### What to do
In the data below, find each line containing the string "Ciase" and return it.

╭─ Recorded data

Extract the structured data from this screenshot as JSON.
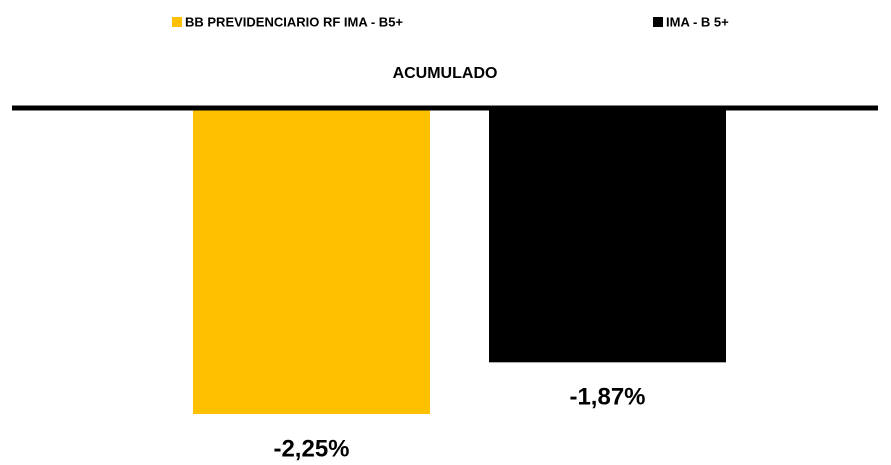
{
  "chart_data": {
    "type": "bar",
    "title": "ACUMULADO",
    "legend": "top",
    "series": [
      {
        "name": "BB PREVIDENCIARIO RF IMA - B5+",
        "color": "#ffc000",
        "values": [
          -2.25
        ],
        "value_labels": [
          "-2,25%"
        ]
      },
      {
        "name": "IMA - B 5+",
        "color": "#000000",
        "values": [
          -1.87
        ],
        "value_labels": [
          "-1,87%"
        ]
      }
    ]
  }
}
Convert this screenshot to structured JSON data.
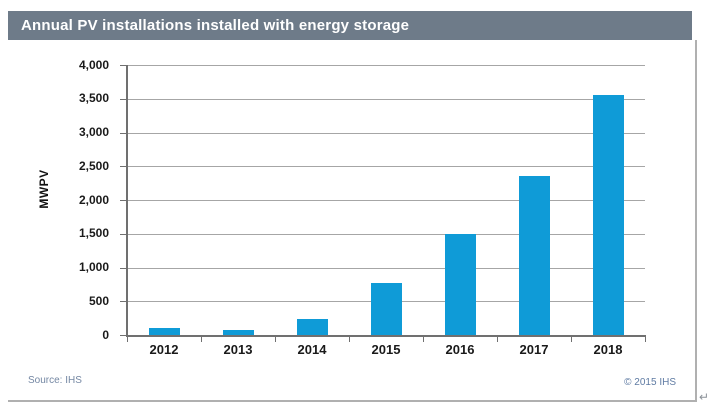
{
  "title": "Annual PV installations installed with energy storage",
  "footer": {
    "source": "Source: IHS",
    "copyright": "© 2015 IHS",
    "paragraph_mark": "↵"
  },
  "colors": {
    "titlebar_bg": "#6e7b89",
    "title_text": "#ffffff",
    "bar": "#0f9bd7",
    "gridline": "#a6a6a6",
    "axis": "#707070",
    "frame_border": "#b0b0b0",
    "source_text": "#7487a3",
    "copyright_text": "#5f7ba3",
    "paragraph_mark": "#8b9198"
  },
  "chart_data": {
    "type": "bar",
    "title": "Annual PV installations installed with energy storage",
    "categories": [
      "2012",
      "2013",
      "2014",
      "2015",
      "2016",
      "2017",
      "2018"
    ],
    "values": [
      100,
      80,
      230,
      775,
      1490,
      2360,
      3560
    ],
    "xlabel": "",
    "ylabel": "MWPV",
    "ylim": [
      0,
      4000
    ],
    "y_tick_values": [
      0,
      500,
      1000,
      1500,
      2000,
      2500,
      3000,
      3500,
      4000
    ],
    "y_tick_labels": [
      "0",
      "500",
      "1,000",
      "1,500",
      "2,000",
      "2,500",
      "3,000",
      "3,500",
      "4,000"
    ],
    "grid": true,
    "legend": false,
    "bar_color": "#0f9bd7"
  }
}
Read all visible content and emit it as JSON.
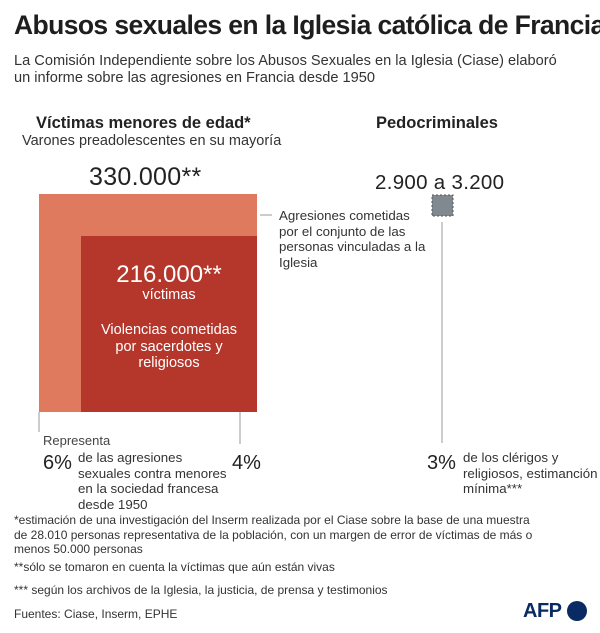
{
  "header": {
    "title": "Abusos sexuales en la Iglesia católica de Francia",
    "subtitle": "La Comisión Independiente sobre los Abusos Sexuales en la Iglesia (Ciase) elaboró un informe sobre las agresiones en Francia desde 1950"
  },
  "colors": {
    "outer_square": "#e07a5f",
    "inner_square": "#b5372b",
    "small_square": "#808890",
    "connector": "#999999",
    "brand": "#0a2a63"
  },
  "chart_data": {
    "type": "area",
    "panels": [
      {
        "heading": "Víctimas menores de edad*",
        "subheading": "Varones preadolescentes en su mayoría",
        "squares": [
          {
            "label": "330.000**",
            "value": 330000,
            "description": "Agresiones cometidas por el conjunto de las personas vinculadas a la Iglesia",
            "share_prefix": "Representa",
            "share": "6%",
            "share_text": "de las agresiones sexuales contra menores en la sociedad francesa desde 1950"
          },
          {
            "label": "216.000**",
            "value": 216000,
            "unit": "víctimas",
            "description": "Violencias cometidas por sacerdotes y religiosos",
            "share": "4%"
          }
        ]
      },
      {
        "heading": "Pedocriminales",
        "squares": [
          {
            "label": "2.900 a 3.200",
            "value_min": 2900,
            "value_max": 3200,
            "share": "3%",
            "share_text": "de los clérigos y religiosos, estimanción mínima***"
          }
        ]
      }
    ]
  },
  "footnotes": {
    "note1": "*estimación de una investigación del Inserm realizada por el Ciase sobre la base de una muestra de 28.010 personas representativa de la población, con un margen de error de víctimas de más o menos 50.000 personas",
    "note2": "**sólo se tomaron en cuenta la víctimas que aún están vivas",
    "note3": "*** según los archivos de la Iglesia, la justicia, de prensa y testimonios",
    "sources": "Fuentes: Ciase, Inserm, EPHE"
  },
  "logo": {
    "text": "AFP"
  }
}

╰─

### Exercise result
    "subtitle": "La Comisión Independiente sobre los Abusos Sexuales en la Iglesia (Ciase) elaboró un informe sobre las agresiones en Francia desde 1950"
    "note1": "*estimación de una investigación del Inserm realizada por el Ciase sobre la base de una muestra de 28.010 personas representativa de la población, con un margen de error de víctimas de más o menos 50.000 personas",
    "sources": "Fuentes: Ciase, Inserm, EPHE"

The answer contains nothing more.